> _What the task asks_
Below is a block of records. Copy every line in it that contains the word "Cadastro".

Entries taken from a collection
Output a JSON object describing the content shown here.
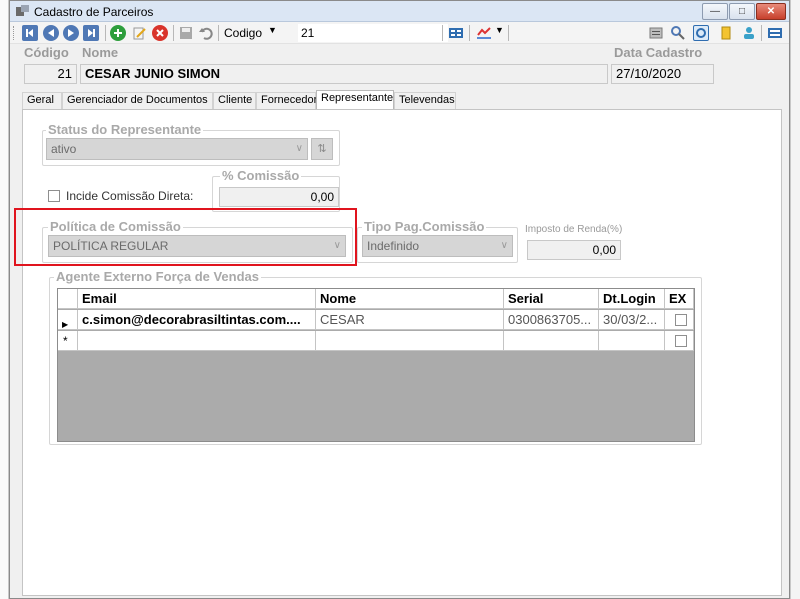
{
  "window": {
    "title": "Cadastro de Parceiros"
  },
  "toolbar": {
    "codigo_label": "Codigo",
    "codigo_value": "21",
    "icons_left": [
      "first-record-icon",
      "previous-record-icon",
      "next-record-icon",
      "last-record-icon",
      "add-icon",
      "edit-icon",
      "delete-icon",
      "save-icon",
      "undo-icon"
    ],
    "icons_right": [
      "grid-view-icon",
      "chart-icon",
      "report-icon",
      "search-icon",
      "refresh-icon",
      "filter-icon",
      "user-icon",
      "layout-icon"
    ]
  },
  "header": {
    "codigo_label": "Código",
    "nome_label": "Nome",
    "data_label": "Data Cadastro",
    "codigo_value": "21",
    "nome_value": "CESAR JUNIO SIMON",
    "data_value": "27/10/2020"
  },
  "tabs": [
    {
      "label": "Geral"
    },
    {
      "label": "Gerenciador de Documentos"
    },
    {
      "label": "Cliente"
    },
    {
      "label": "Fornecedor"
    },
    {
      "label": "Representante"
    },
    {
      "label": "Televendas"
    }
  ],
  "representante": {
    "status_group_label": "Status do Representante",
    "status_value": "ativo",
    "incide_label": "Incide Comissão Direta:",
    "comissao_label": "% Comissão",
    "comissao_value": "0,00",
    "politica_label": "Política de Comissão",
    "politica_value": "POLÍTICA REGULAR",
    "tipo_pag_label": "Tipo Pag.Comissão",
    "tipo_pag_value": "Indefinido",
    "imposto_label": "Imposto de Renda(%)",
    "imposto_value": "0,00",
    "agente_label": "Agente Externo Força de Vendas"
  },
  "grid": {
    "columns": [
      "Email",
      "Nome",
      "Serial",
      "Dt.Login",
      "EX"
    ],
    "rows": [
      {
        "email": "c.simon@decorabrasiltintas.com....",
        "nome": "CESAR",
        "serial": "0300863705...",
        "dtlogin": "30/03/2...",
        "ex": false
      }
    ],
    "new_row_marker": "*"
  }
}
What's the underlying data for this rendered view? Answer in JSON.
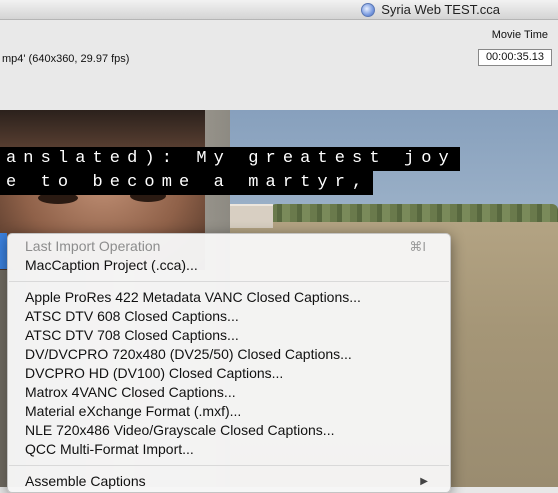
{
  "window": {
    "title": "Syria Web TEST.cca",
    "title_icon": "document-cca-icon"
  },
  "info": {
    "file_info": "mp4'  (640x360, 29.97 fps)",
    "movie_time_label": "Movie Time",
    "movie_time_value": "00:00:35.13"
  },
  "video": {
    "caption_lines": [
      "anslated): My greatest joy",
      "e to become a martyr,"
    ]
  },
  "menu": {
    "header": {
      "label": "Last Import Operation",
      "shortcut": "⌘I"
    },
    "items_group1": [
      "MacCaption Project (.cca)..."
    ],
    "items_group2": [
      "Apple ProRes 422 Metadata VANC Closed Captions...",
      "ATSC DTV 608 Closed Captions...",
      "ATSC DTV 708 Closed Captions...",
      "DV/DVCPRO 720x480 (DV25/50) Closed Captions...",
      "DVCPRO HD (DV100) Closed Captions...",
      "Matrox 4VANC Closed Captions...",
      "Material eXchange Format (.mxf)...",
      "NLE 720x486 Video/Grayscale Closed Captions...",
      "QCC Multi-Format Import..."
    ],
    "submenu": {
      "label": "Assemble Captions",
      "arrow": "▶"
    }
  }
}
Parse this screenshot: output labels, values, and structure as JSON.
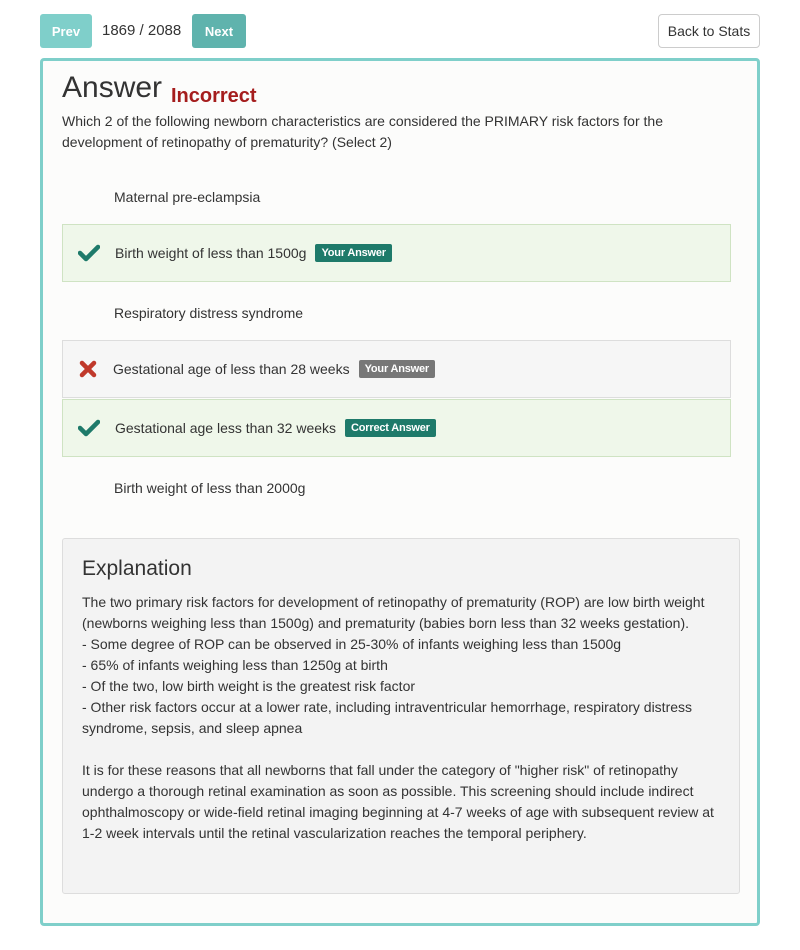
{
  "nav": {
    "prev_label": "Prev",
    "counter": "1869 / 2088",
    "next_label": "Next",
    "back_label": "Back to Stats"
  },
  "answer": {
    "heading": "Answer",
    "status": "Incorrect",
    "status_color": "#a51d1d",
    "question": "Which 2 of the following newborn characteristics are considered the PRIMARY risk factors for the development of retinopathy of prematurity? (Select 2)"
  },
  "choices": [
    {
      "label": "Maternal pre-eclampsia",
      "mark": "",
      "badge": ""
    },
    {
      "label": "Birth weight of less than 1500g",
      "mark": "check-icon",
      "badge": "Your Answer"
    },
    {
      "label": "Respiratory distress syndrome",
      "mark": "",
      "badge": ""
    },
    {
      "label": "Gestational age of less than 28 weeks",
      "mark": "x-icon",
      "badge": "Your Answer"
    },
    {
      "label": "Gestational age less than 32 weeks",
      "mark": "check-icon",
      "badge": "Correct Answer"
    },
    {
      "label": "Birth weight of less than 2000g",
      "mark": "",
      "badge": ""
    }
  ],
  "explanation": {
    "title": "Explanation",
    "lines": [
      "The two primary risk factors for development of retinopathy of prematurity (ROP) are low birth weight (newborns weighing less than 1500g) and prematurity (babies born less than 32 weeks gestation).",
      "- Some degree of ROP can be observed in 25-30% of infants weighing less than 1500g",
      "- 65% of infants weighing less than 1250g at birth",
      "- Of the two, low birth weight is the greatest risk factor",
      "- Other risk factors occur at a lower rate, including intraventricular hemorrhage, respiratory distress syndrome, sepsis, and sleep apnea",
      "It is for these reasons that all newborns that fall under the category of \"higher risk\" of retinopathy undergo a thorough retinal examination as soon as possible. This screening should include indirect ophthalmoscopy or wide-field retinal imaging beginning at 4-7 weeks of age with subsequent review at 1-2 week intervals until the retinal vascularization reaches the temporal periphery."
    ]
  },
  "colors": {
    "accent": "#7fcfca",
    "correct": "#1e7a6a",
    "wrong": "#c0392b"
  }
}
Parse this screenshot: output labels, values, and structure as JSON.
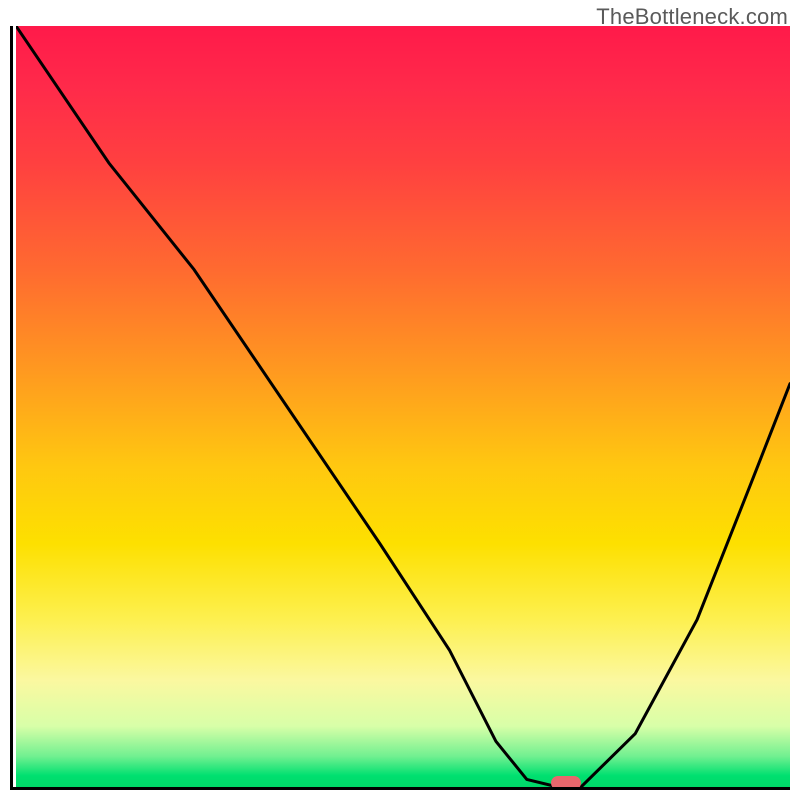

> _Result of the exercise_
    "title": "Cadastro de Parceiros"
    "data_label": "Data Cadastro",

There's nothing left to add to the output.